BEGIN Given records

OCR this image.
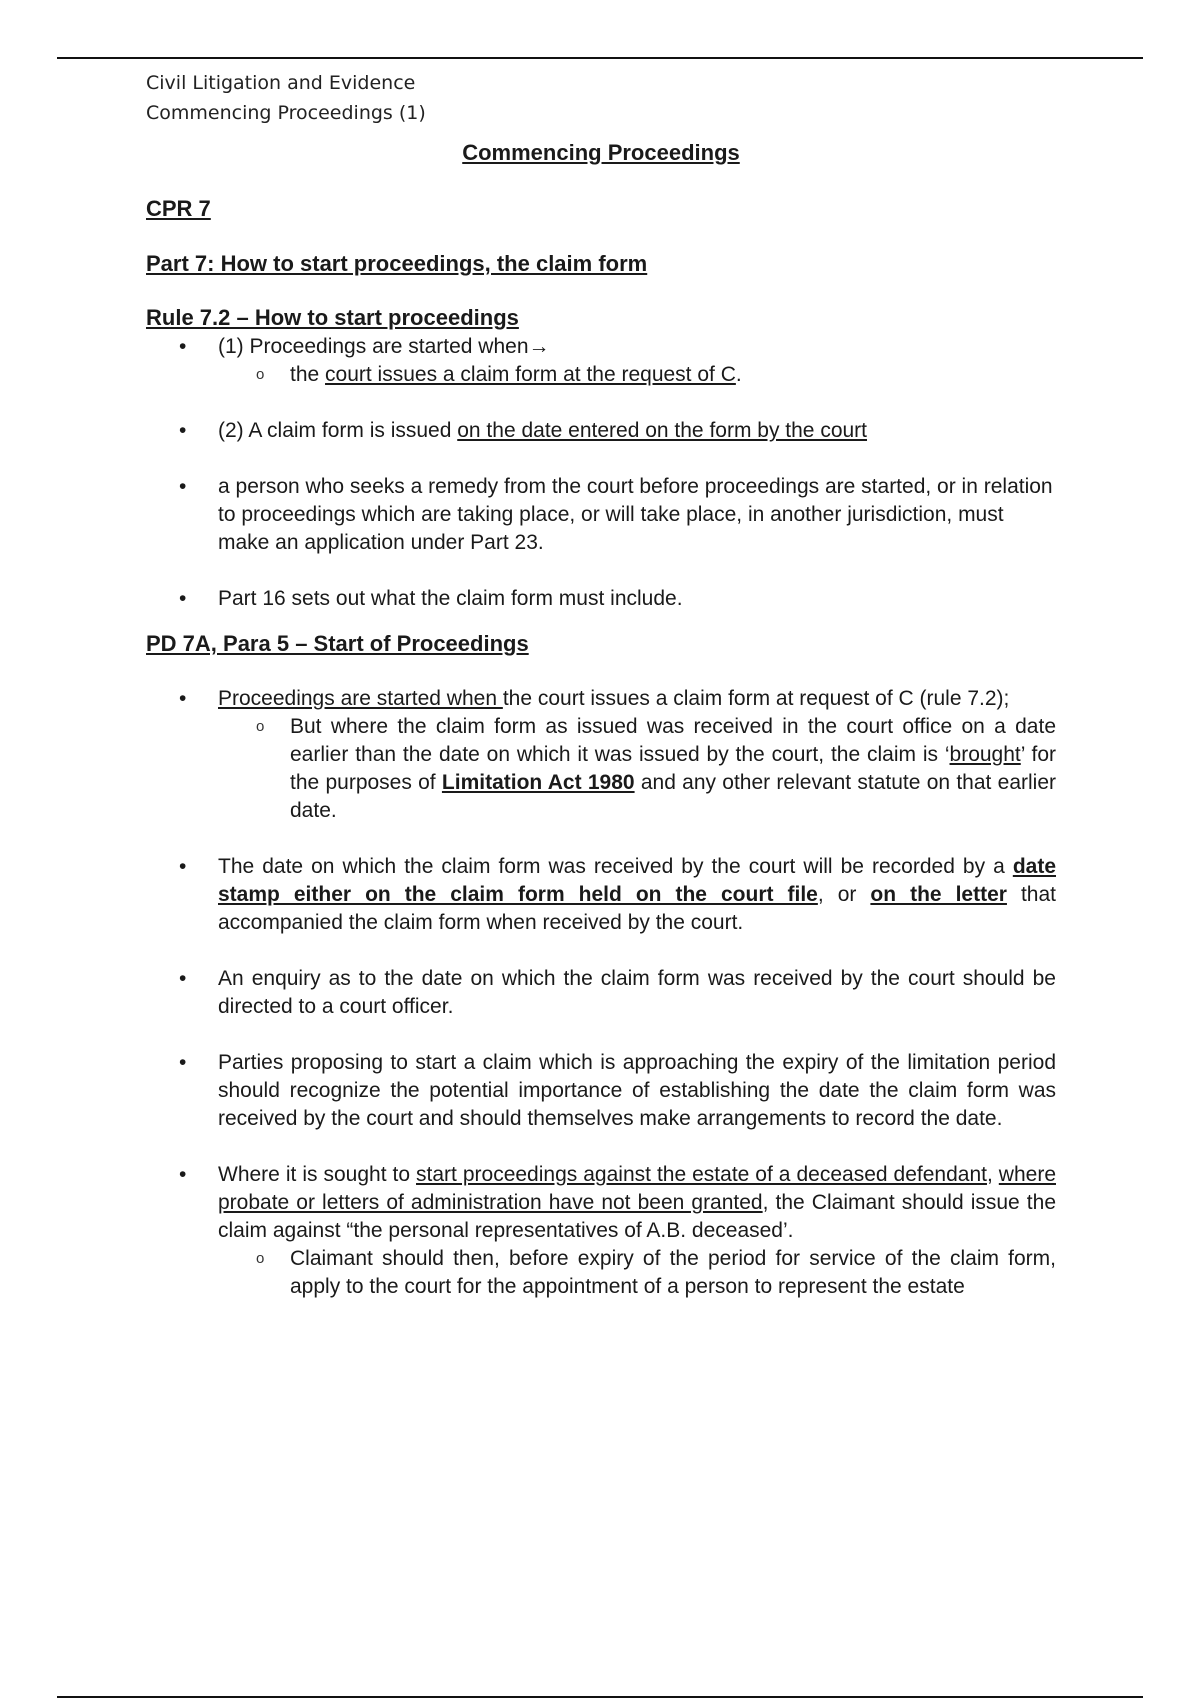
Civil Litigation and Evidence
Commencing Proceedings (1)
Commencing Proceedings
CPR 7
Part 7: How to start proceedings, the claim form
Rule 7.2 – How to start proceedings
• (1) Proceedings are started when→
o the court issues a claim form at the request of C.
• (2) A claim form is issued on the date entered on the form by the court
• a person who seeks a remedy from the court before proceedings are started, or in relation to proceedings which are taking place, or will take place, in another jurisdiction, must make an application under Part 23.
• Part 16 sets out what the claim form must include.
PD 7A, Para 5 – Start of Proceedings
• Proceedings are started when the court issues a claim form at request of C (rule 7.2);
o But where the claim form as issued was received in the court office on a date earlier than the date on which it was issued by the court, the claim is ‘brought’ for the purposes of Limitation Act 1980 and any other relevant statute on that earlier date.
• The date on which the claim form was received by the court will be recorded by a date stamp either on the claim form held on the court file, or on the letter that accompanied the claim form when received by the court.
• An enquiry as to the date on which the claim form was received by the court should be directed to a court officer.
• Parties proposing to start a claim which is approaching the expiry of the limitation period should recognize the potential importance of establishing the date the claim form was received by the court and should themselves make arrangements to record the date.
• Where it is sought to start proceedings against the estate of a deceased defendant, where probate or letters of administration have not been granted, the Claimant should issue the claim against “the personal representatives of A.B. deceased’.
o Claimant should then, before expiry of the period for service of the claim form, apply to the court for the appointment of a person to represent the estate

END Given records

Exercise brief
From the data above, gather every line that includes the word "request".

Written answer
o the court issues a claim form at the request of C.
• Proceedings are started when the court issues a claim form at request of C (rule 7.2);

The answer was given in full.